Given problem:
Filter the entries, keeping every line with the word "STOXX".

Stored rows:
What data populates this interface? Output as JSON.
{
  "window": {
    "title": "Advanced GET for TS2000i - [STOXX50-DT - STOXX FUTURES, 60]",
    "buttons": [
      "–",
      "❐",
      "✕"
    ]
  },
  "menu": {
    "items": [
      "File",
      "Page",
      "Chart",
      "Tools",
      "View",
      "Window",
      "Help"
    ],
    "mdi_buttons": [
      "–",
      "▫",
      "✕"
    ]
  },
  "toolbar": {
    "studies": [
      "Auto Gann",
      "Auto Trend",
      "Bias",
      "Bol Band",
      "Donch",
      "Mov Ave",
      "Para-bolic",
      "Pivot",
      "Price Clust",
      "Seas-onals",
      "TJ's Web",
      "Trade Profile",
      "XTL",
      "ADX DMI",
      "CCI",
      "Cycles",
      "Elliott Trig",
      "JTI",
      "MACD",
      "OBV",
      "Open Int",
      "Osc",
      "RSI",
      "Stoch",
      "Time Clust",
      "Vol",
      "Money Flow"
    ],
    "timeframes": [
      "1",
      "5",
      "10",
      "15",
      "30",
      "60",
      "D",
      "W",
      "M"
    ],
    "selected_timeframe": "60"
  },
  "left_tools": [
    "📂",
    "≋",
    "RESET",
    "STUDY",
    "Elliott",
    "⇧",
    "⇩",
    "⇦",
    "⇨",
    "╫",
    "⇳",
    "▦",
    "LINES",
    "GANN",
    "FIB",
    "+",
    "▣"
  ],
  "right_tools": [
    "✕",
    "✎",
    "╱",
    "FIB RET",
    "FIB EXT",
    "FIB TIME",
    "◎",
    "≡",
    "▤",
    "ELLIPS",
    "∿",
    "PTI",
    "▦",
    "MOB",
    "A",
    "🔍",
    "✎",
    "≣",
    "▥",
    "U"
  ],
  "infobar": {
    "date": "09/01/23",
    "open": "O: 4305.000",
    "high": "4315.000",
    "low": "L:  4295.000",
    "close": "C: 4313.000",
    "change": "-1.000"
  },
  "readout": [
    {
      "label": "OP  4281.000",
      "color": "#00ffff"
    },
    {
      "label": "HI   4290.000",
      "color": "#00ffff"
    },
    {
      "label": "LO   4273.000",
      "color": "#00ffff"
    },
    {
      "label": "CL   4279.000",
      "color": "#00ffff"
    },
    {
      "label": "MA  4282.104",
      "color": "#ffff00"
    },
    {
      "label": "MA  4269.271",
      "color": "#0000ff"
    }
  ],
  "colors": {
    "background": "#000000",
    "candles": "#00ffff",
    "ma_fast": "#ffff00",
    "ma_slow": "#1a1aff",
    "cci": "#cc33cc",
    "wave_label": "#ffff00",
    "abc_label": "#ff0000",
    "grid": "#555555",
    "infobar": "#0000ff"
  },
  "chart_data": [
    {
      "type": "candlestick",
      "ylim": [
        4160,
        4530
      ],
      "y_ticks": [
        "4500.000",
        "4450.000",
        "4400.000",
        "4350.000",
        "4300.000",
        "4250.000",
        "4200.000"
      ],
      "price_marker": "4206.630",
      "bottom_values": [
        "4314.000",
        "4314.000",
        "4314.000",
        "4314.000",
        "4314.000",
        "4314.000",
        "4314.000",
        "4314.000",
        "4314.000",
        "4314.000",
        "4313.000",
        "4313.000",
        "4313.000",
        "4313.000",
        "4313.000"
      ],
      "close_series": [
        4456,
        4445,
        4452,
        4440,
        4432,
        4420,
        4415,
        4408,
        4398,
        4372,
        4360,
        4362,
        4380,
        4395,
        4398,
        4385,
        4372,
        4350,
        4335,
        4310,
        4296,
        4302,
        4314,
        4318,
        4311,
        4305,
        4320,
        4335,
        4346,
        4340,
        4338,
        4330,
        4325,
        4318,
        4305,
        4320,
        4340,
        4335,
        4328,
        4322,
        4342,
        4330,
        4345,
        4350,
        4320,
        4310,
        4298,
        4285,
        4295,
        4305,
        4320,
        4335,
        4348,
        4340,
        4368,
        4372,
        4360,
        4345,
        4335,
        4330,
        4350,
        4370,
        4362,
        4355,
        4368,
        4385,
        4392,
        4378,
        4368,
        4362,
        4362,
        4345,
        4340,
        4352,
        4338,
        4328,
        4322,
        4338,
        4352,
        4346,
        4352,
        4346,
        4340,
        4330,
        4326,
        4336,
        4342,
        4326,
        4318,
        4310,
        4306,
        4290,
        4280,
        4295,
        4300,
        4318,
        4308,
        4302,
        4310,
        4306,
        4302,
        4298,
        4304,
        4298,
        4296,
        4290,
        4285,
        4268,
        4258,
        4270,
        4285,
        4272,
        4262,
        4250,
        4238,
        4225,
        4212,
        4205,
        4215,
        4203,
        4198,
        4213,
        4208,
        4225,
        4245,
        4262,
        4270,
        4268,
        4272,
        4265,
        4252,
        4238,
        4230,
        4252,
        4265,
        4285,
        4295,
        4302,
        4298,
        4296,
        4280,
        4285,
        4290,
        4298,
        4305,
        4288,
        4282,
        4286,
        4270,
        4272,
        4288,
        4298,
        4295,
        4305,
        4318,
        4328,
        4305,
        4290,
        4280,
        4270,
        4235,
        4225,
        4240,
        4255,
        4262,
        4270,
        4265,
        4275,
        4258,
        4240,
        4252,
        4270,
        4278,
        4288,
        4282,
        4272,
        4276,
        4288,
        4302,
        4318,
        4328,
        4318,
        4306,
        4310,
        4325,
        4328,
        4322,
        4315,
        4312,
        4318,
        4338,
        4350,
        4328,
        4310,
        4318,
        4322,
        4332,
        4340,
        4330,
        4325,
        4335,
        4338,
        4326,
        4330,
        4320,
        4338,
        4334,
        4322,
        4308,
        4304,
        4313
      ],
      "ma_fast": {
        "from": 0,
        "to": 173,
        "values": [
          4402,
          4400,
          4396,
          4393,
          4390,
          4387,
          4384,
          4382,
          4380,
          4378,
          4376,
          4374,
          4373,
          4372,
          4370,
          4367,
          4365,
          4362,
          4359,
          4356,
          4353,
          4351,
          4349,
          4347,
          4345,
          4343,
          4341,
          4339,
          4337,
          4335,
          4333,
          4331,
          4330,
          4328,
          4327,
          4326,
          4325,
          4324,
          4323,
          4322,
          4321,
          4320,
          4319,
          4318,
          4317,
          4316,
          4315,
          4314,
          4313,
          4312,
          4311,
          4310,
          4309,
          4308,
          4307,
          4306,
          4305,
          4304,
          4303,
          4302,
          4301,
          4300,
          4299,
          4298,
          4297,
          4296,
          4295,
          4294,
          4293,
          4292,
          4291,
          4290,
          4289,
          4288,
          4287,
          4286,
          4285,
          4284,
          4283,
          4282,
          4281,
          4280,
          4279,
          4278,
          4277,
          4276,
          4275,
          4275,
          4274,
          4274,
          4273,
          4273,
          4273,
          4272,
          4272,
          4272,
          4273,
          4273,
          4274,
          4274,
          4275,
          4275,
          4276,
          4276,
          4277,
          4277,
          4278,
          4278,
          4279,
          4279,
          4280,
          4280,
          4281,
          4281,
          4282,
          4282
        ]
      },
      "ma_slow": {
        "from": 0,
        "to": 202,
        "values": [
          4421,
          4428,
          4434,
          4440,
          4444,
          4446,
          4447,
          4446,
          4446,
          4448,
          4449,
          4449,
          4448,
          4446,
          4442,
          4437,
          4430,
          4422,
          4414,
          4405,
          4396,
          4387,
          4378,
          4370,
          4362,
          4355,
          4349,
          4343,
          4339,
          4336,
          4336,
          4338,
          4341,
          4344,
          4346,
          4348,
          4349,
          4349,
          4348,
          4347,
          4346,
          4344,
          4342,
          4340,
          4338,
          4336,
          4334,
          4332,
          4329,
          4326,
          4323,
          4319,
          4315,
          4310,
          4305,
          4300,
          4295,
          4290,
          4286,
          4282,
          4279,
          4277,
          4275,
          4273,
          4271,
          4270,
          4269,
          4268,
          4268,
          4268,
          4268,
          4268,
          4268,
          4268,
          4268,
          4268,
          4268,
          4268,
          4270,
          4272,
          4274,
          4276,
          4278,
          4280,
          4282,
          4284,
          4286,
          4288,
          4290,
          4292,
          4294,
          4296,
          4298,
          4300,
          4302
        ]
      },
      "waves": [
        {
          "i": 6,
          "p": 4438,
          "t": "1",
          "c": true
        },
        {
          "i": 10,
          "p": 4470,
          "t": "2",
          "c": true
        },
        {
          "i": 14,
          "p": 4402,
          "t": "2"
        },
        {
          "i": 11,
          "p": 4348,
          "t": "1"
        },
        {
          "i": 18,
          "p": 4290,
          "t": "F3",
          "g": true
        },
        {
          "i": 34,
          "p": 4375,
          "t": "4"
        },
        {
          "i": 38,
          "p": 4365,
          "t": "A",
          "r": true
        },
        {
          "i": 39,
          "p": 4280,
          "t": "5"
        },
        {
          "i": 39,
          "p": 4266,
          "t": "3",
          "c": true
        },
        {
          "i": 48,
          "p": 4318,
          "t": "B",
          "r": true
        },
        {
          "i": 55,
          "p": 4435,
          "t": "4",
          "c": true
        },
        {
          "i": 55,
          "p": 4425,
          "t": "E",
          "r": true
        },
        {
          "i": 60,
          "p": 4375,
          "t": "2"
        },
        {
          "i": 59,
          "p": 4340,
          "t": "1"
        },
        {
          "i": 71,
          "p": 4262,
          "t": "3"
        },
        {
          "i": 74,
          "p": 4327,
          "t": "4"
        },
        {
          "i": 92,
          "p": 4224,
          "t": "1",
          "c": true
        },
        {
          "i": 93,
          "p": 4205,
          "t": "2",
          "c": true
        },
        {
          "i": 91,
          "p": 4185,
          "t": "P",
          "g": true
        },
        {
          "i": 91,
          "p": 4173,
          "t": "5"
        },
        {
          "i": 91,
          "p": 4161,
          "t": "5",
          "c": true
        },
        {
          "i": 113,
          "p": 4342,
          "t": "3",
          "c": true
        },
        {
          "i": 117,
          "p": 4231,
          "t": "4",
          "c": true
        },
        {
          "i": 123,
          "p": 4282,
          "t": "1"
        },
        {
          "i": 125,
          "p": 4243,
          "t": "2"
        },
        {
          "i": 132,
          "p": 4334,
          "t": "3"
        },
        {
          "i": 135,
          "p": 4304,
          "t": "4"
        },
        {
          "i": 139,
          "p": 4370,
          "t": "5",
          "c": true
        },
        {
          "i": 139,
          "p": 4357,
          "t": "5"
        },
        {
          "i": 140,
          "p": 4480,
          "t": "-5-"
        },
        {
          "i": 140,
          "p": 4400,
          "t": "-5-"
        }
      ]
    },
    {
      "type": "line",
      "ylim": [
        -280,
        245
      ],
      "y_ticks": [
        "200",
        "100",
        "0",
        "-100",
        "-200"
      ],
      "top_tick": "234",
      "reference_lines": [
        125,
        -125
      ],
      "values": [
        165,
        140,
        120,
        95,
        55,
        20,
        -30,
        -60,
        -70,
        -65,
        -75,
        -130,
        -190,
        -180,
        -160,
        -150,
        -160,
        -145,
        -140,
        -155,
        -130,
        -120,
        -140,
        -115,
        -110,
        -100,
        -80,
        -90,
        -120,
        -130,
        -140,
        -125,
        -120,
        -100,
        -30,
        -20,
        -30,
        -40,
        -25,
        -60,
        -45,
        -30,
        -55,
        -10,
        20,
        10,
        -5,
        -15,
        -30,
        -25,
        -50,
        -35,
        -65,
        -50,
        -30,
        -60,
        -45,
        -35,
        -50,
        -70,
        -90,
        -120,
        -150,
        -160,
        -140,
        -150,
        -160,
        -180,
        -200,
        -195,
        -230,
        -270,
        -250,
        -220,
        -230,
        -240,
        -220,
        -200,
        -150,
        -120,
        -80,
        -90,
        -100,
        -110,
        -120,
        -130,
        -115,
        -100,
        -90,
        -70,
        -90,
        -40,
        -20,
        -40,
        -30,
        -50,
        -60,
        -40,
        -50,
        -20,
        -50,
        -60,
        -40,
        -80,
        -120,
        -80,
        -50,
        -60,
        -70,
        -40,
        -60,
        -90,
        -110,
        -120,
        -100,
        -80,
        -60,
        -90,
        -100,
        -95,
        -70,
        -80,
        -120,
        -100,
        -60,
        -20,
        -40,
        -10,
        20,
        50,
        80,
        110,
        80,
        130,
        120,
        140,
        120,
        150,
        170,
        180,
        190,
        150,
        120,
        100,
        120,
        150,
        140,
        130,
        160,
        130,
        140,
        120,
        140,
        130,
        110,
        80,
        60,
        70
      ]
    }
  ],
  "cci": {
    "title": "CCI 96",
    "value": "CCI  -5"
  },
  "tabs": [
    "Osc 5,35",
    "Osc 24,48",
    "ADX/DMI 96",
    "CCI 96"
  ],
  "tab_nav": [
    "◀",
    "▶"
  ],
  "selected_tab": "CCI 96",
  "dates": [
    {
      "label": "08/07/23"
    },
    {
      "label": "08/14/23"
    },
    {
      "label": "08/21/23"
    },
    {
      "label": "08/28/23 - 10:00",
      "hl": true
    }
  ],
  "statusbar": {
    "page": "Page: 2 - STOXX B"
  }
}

Solution for this exercise:
    "title": "Advanced GET for TS2000i - [STOXX50-DT - STOXX FUTURES, 60]",
    "page": "Page: 2 - STOXX B"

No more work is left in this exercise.